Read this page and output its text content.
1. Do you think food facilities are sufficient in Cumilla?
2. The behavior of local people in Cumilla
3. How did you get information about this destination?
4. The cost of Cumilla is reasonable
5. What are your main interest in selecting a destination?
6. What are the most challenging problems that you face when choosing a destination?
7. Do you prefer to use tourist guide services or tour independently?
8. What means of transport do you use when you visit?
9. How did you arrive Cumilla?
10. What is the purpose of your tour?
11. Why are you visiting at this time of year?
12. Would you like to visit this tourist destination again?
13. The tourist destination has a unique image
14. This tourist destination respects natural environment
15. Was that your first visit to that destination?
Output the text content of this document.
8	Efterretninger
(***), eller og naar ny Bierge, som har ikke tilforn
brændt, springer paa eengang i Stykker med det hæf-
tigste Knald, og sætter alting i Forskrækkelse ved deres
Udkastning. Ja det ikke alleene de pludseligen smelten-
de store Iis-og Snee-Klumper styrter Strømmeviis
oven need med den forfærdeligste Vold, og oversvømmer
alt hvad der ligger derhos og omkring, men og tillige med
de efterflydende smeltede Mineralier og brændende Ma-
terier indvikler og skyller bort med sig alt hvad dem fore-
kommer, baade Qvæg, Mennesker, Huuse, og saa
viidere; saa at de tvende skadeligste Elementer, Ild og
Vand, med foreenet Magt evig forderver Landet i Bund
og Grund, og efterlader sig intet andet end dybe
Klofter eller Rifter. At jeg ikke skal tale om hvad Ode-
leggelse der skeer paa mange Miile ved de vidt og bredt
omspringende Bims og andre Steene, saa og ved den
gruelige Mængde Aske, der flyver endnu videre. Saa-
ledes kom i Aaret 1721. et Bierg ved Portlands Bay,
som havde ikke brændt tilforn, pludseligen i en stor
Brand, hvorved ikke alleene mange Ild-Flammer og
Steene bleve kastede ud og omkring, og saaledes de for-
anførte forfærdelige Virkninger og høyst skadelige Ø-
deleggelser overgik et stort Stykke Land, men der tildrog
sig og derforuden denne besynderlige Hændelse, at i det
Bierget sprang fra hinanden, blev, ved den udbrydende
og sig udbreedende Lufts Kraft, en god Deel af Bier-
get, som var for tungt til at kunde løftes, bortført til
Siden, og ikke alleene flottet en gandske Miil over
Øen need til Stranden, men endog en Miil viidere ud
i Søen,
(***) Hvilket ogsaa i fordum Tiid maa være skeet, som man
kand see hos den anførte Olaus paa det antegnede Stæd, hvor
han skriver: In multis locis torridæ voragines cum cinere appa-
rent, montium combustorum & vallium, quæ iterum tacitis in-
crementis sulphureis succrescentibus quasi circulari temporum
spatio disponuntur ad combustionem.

§

### [DESCRIPTION OF THE TASK]
Copy each line from the data above that includes "tilforn".

### [CORRECT RESULT]
(***), eller og naar ny Bierge, som har ikke tilforn
som havde ikke brændt tilforn, pludseligen i en stor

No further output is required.